Any picture among the records should be left out, please; retype the rest exactly.

--- start of DATA TO USE ---

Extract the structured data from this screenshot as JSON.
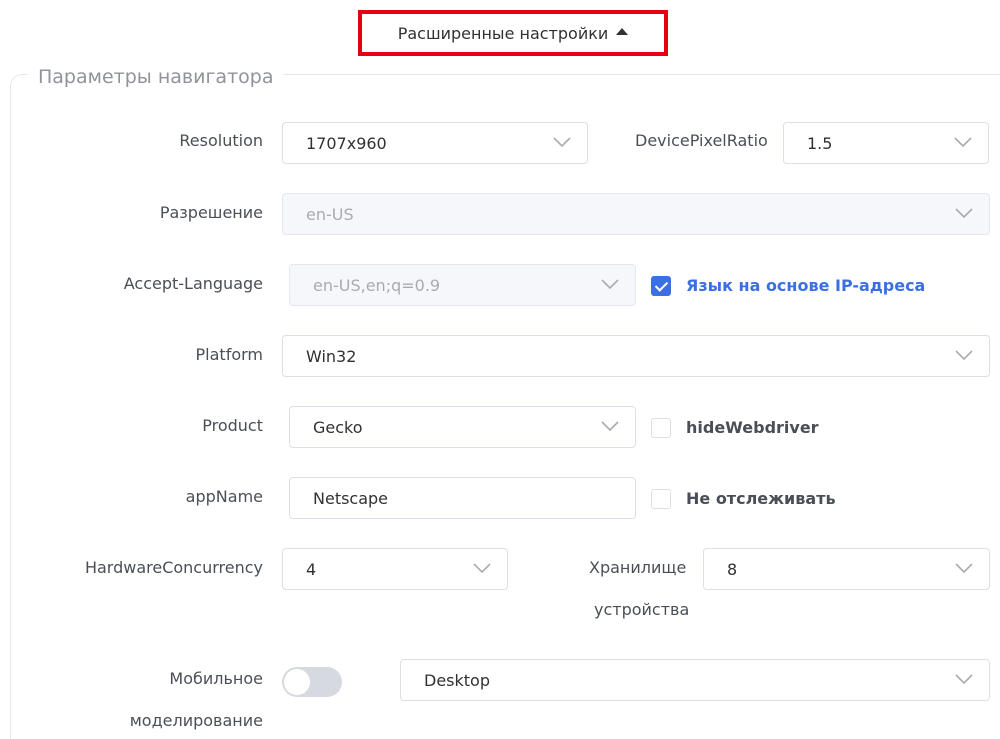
{
  "header": {
    "toggle_label": "Расширенные настройки",
    "highlight_color": "#e60012"
  },
  "section": {
    "title": "Параметры навигатора"
  },
  "form": {
    "resolution": {
      "label": "Resolution",
      "value": "1707x960"
    },
    "device_pixel_ratio": {
      "label": "DevicePixelRatio",
      "value": "1.5"
    },
    "locale": {
      "label": "Разрешение",
      "value": "en-US",
      "disabled": true
    },
    "accept_language": {
      "label": "Accept-Language",
      "value": "en-US,en;q=0.9",
      "disabled": true,
      "checkbox_label": "Язык на основе IP-адреса",
      "checkbox_checked": true
    },
    "platform": {
      "label": "Platform",
      "value": "Win32"
    },
    "product": {
      "label": "Product",
      "value": "Gecko",
      "checkbox_label": "hideWebdriver",
      "checkbox_checked": false
    },
    "app_name": {
      "label": "appName",
      "value": "Netscape",
      "checkbox_label": "Не отслеживать",
      "checkbox_checked": false
    },
    "hardware_concurrency": {
      "label": "HardwareConcurrency",
      "value": "4"
    },
    "device_memory": {
      "label_line1": "Хранилище",
      "label_line2": "устройства",
      "value": "8"
    },
    "mobile_emulation": {
      "label_line1": "Мобильное",
      "label_line2": "моделирование",
      "switch_on": false,
      "device_value": "Desktop"
    }
  },
  "colors": {
    "accent": "#3b6fe3",
    "border": "#dcdfe6",
    "disabled_bg": "#f5f7fa"
  },
  "icons": {
    "chevron": "chevron-down-icon",
    "caret": "caret-up-icon",
    "check": "check-icon"
  }
}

--- end of DATA TO USE ---

TASK OUTPUT
Extract the structured data from this screenshot as JSON.
{
  "header": {
    "toggle_label": "Расширенные настройки",
    "highlight_color": "#e60012"
  },
  "section": {
    "title": "Параметры навигатора"
  },
  "form": {
    "resolution": {
      "label": "Resolution",
      "value": "1707x960"
    },
    "device_pixel_ratio": {
      "label": "DevicePixelRatio",
      "value": "1.5"
    },
    "locale": {
      "label": "Разрешение",
      "value": "en-US",
      "disabled": true
    },
    "accept_language": {
      "label": "Accept-Language",
      "value": "en-US,en;q=0.9",
      "disabled": true,
      "checkbox_label": "Язык на основе IP-адреса",
      "checkbox_checked": true
    },
    "platform": {
      "label": "Platform",
      "value": "Win32"
    },
    "product": {
      "label": "Product",
      "value": "Gecko",
      "checkbox_label": "hideWebdriver",
      "checkbox_checked": false
    },
    "app_name": {
      "label": "appName",
      "value": "Netscape",
      "checkbox_label": "Не отслеживать",
      "checkbox_checked": false
    },
    "hardware_concurrency": {
      "label": "HardwareConcurrency",
      "value": "4"
    },
    "device_memory": {
      "label_line1": "Хранилище",
      "label_line2": "устройства",
      "value": "8"
    },
    "mobile_emulation": {
      "label_line1": "Мобильное",
      "label_line2": "моделирование",
      "switch_on": false,
      "device_value": "Desktop"
    }
  },
  "colors": {
    "accent": "#3b6fe3",
    "border": "#dcdfe6",
    "disabled_bg": "#f5f7fa"
  },
  "icons": {
    "chevron": "chevron-down-icon",
    "caret": "caret-up-icon",
    "check": "check-icon"
  }
}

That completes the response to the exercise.